** BEGIN Data entries **

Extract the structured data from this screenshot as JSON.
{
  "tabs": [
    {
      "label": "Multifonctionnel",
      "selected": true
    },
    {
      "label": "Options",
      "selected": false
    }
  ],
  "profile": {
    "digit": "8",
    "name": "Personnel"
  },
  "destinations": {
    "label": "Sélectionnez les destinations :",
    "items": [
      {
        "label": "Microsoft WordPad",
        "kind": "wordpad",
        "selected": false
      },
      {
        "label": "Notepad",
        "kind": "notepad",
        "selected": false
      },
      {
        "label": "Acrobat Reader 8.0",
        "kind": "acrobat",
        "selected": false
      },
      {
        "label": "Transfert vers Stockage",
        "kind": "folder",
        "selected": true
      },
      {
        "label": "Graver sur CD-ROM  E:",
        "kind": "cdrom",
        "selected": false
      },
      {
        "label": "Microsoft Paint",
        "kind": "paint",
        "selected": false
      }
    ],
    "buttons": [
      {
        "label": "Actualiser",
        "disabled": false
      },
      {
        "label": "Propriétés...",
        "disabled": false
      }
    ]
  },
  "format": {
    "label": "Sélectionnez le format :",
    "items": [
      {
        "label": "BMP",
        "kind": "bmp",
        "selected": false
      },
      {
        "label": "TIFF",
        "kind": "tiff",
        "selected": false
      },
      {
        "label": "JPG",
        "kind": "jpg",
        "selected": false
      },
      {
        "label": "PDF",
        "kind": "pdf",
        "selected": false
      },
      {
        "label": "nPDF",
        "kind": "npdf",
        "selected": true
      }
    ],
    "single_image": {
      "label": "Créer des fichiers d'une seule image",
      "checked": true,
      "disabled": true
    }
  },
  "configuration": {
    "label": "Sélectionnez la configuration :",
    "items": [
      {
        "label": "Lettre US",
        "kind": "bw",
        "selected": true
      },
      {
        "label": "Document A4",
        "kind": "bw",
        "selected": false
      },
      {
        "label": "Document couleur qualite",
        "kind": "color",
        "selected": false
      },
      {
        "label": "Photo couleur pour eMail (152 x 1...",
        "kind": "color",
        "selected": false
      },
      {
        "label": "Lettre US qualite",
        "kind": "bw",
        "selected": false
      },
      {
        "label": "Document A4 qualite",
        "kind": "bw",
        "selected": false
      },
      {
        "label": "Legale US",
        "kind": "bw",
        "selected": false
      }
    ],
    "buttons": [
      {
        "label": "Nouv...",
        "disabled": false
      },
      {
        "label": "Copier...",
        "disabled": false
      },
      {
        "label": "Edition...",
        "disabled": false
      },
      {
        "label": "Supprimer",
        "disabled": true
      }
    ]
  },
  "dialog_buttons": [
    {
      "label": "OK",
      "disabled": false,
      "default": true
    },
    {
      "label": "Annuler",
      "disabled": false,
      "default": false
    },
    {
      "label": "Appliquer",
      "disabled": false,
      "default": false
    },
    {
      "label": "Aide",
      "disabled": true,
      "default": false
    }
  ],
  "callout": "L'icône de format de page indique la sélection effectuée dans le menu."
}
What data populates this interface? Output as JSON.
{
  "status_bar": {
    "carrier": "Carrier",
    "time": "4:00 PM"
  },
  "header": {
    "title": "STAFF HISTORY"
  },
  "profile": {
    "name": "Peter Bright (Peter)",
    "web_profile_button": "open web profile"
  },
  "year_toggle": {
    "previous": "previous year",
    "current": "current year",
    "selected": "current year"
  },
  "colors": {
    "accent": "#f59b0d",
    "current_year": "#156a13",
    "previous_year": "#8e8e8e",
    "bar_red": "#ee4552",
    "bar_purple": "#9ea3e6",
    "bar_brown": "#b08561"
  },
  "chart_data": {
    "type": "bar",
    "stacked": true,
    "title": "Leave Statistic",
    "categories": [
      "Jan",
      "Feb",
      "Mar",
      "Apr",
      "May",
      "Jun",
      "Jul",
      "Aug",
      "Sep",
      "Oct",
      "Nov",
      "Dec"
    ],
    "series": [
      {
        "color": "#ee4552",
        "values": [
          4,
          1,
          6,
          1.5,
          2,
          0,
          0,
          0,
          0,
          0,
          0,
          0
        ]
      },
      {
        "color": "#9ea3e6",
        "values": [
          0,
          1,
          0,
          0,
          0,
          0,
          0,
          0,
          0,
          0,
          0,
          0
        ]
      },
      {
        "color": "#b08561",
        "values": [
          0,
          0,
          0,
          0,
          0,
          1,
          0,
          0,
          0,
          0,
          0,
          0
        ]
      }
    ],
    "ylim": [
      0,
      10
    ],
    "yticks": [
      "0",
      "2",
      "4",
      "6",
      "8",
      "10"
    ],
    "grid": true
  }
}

** END Data entries **

▶ **What you have to do**
Write out every record shown above, word for word.

▶ **Exercise answer**
Extract the structured data from this screenshot as JSON.
{
  "tabs": [
    {
      "label": "Multifonctionnel",
      "selected": true
    },
    {
      "label": "Options",
      "selected": false
    }
  ],
  "profile": {
    "digit": "8",
    "name": "Personnel"
  },
  "destinations": {
    "label": "Sélectionnez les destinations :",
    "items": [
      {
        "label": "Microsoft WordPad",
        "kind": "wordpad",
        "selected": false
      },
      {
        "label": "Notepad",
        "kind": "notepad",
        "selected": false
      },
      {
        "label": "Acrobat Reader 8.0",
        "kind": "acrobat",
        "selected": false
      },
      {
        "label": "Transfert vers Stockage",
        "kind": "folder",
        "selected": true
      },
      {
        "label": "Graver sur CD-ROM  E:",
        "kind": "cdrom",
        "selected": false
      },
      {
        "label": "Microsoft Paint",
        "kind": "paint",
        "selected": false
      }
    ],
    "buttons": [
      {
        "label": "Actualiser",
        "disabled": false
      },
      {
        "label": "Propriétés...",
        "disabled": false
      }
    ]
  },
  "format": {
    "label": "Sélectionnez le format :",
    "items": [
      {
        "label": "BMP",
        "kind": "bmp",
        "selected": false
      },
      {
        "label": "TIFF",
        "kind": "tiff",
        "selected": false
      },
      {
        "label": "JPG",
        "kind": "jpg",
        "selected": false
      },
      {
        "label": "PDF",
        "kind": "pdf",
        "selected": false
      },
      {
        "label": "nPDF",
        "kind": "npdf",
        "selected": true
      }
    ],
    "single_image": {
      "label": "Créer des fichiers d'une seule image",
      "checked": true,
      "disabled": true
    }
  },
  "configuration": {
    "label": "Sélectionnez la configuration :",
    "items": [
      {
        "label": "Lettre US",
        "kind": "bw",
        "selected": true
      },
      {
        "label": "Document A4",
        "kind": "bw",
        "selected": false
      },
      {
        "label": "Document couleur qualite",
        "kind": "color",
        "selected": false
      },
      {
        "label": "Photo couleur pour eMail (152 x 1...",
        "kind": "color",
        "selected": false
      },
      {
        "label": "Lettre US qualite",
        "kind": "bw",
        "selected": false
      },
      {
        "label": "Document A4 qualite",
        "kind": "bw",
        "selected": false
      },
      {
        "label": "Legale US",
        "kind": "bw",
        "selected": false
      }
    ],
    "buttons": [
      {
        "label": "Nouv...",
        "disabled": false
      },
      {
        "label": "Copier...",
        "disabled": false
      },
      {
        "label": "Edition...",
        "disabled": false
      },
      {
        "label": "Supprimer",
        "disabled": true
      }
    ]
  },
  "dialog_buttons": [
    {
      "label": "OK",
      "disabled": false,
      "default": true
    },
    {
      "label": "Annuler",
      "disabled": false,
      "default": false
    },
    {
      "label": "Appliquer",
      "disabled": false,
      "default": false
    },
    {
      "label": "Aide",
      "disabled": true,
      "default": false
    }
  ],
  "callout": "L'icône de format de page indique la sélection effectuée dans le menu."
}
What data populates this interface? Output as JSON.
{
  "status_bar": {
    "carrier": "Carrier",
    "time": "4:00 PM"
  },
  "header": {
    "title": "STAFF HISTORY"
  },
  "profile": {
    "name": "Peter Bright (Peter)",
    "web_profile_button": "open web profile"
  },
  "year_toggle": {
    "previous": "previous year",
    "current": "current year",
    "selected": "current year"
  },
  "colors": {
    "accent": "#f59b0d",
    "current_year": "#156a13",
    "previous_year": "#8e8e8e",
    "bar_red": "#ee4552",
    "bar_purple": "#9ea3e6",
    "bar_brown": "#b08561"
  },
  "chart_data": {
    "type": "bar",
    "stacked": true,
    "title": "Leave Statistic",
    "categories": [
      "Jan",
      "Feb",
      "Mar",
      "Apr",
      "May",
      "Jun",
      "Jul",
      "Aug",
      "Sep",
      "Oct",
      "Nov",
      "Dec"
    ],
    "series": [
      {
        "color": "#ee4552",
        "values": [
          4,
          1,
          6,
          1.5,
          2,
          0,
          0,
          0,
          0,
          0,
          0,
          0
        ]
      },
      {
        "color": "#9ea3e6",
        "values": [
          0,
          1,
          0,
          0,
          0,
          0,
          0,
          0,
          0,
          0,
          0,
          0
        ]
      },
      {
        "color": "#b08561",
        "values": [
          0,
          0,
          0,
          0,
          0,
          1,
          0,
          0,
          0,
          0,
          0,
          0
        ]
      }
    ],
    "ylim": [
      0,
      10
    ],
    "yticks": [
      "0",
      "2",
      "4",
      "6",
      "8",
      "10"
    ],
    "grid": true
  }
}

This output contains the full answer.